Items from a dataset
** START **
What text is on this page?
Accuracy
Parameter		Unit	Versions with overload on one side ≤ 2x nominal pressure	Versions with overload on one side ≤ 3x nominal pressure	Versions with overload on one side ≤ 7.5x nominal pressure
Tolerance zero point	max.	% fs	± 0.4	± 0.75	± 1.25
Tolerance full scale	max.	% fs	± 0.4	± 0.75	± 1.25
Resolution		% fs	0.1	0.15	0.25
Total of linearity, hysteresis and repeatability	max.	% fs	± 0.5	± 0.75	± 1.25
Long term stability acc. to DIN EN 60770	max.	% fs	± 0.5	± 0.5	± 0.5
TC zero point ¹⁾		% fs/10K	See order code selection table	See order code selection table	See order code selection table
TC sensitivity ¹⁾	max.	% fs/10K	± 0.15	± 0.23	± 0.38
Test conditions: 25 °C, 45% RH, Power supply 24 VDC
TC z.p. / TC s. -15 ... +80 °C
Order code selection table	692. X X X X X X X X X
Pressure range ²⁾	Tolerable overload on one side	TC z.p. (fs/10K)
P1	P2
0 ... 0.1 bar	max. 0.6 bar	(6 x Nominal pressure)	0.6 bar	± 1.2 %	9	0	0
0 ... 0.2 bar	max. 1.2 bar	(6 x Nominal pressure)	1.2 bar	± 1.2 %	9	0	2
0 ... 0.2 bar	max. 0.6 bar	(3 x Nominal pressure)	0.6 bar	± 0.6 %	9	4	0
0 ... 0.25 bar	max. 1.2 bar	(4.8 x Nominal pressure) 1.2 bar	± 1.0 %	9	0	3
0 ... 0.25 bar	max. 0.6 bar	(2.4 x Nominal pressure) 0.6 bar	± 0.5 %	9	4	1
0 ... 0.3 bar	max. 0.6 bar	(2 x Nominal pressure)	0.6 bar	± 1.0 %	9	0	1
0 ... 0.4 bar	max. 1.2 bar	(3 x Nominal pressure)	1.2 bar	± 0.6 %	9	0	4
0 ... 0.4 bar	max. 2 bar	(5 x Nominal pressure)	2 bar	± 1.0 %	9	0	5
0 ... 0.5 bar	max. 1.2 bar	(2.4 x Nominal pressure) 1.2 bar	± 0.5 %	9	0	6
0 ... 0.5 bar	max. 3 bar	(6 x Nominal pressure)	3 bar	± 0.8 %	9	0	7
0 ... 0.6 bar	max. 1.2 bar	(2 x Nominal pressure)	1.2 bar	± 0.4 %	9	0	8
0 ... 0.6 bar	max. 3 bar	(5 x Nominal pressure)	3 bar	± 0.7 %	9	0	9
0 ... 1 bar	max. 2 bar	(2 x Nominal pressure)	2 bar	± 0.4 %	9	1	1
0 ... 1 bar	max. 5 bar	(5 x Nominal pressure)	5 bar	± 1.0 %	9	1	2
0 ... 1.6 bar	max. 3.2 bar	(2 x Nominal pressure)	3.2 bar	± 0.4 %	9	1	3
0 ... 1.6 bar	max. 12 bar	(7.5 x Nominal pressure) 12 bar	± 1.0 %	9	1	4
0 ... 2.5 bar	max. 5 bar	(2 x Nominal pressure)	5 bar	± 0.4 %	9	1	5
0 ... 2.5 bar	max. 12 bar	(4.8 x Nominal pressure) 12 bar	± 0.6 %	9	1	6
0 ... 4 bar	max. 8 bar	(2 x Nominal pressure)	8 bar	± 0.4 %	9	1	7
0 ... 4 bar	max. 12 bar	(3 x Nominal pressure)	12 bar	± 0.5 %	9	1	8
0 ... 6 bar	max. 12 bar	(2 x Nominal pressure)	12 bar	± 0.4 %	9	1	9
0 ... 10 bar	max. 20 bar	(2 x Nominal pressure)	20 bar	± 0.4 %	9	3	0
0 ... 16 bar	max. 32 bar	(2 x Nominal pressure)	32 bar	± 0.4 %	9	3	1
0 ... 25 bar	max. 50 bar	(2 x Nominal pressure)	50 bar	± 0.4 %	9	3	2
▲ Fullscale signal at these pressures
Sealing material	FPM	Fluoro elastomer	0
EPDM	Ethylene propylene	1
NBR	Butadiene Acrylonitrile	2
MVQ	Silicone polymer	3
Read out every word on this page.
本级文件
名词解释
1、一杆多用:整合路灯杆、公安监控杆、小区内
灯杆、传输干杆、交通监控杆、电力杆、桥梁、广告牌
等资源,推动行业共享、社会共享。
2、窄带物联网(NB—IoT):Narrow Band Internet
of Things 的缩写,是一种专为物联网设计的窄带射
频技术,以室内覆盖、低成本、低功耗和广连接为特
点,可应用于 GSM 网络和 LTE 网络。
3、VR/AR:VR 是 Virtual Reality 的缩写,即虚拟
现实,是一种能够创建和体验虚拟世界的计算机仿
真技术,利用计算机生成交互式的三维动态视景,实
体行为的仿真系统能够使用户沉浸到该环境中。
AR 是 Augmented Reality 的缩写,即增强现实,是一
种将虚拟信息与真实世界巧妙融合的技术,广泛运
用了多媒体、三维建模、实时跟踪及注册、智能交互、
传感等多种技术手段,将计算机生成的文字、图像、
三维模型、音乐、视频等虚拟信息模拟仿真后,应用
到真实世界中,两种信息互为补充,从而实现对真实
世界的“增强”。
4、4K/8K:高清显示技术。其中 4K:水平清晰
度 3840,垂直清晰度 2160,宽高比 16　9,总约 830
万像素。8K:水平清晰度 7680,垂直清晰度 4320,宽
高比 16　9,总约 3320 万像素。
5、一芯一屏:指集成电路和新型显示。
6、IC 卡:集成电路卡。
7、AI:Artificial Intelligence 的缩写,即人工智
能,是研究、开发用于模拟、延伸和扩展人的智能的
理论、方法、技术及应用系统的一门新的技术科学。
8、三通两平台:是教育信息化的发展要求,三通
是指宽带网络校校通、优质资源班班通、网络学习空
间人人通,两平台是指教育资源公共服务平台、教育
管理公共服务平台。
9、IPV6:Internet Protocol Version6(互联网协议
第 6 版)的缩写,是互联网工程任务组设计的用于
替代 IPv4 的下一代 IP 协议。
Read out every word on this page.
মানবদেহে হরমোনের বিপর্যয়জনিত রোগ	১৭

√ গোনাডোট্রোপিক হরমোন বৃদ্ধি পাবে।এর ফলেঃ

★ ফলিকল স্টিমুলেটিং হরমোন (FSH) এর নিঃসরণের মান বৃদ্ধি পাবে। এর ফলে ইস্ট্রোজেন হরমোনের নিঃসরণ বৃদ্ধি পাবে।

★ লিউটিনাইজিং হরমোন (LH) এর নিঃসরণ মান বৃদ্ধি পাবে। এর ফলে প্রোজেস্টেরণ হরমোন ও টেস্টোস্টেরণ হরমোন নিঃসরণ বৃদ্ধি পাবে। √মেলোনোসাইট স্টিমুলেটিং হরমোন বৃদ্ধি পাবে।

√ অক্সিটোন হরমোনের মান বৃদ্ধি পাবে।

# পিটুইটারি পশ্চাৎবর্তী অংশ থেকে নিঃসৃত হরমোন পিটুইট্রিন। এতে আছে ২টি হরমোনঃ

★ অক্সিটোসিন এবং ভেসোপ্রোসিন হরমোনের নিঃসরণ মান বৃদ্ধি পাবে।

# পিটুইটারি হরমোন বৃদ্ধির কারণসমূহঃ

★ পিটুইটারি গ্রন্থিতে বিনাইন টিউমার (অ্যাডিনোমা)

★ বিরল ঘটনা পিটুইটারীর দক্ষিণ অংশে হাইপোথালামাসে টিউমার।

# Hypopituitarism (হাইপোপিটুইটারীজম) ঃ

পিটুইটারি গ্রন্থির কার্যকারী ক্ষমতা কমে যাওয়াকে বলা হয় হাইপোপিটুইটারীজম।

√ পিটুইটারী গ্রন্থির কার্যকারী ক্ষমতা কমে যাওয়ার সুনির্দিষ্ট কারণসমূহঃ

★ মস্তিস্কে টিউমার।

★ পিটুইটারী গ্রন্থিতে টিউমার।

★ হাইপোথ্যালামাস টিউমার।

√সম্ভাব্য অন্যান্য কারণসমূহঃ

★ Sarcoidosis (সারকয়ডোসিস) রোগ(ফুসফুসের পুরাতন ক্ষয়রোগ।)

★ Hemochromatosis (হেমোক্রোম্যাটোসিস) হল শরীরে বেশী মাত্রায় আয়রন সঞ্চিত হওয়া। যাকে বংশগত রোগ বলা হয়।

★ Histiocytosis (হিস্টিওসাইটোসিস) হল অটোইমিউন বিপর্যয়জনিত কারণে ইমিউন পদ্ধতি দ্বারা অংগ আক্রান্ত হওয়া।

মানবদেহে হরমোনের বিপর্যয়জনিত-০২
** END **
**REQUEST:** Which lines of the data above contain "point"? Copy each one.

**CORRECT RESULT:**
Tolerance zero point	max.	% fs	± 0.4	± 0.75	± 1.25
TC zero point ¹⁾		% fs/10K	See order code selection table	See order code selection table	See order code selection table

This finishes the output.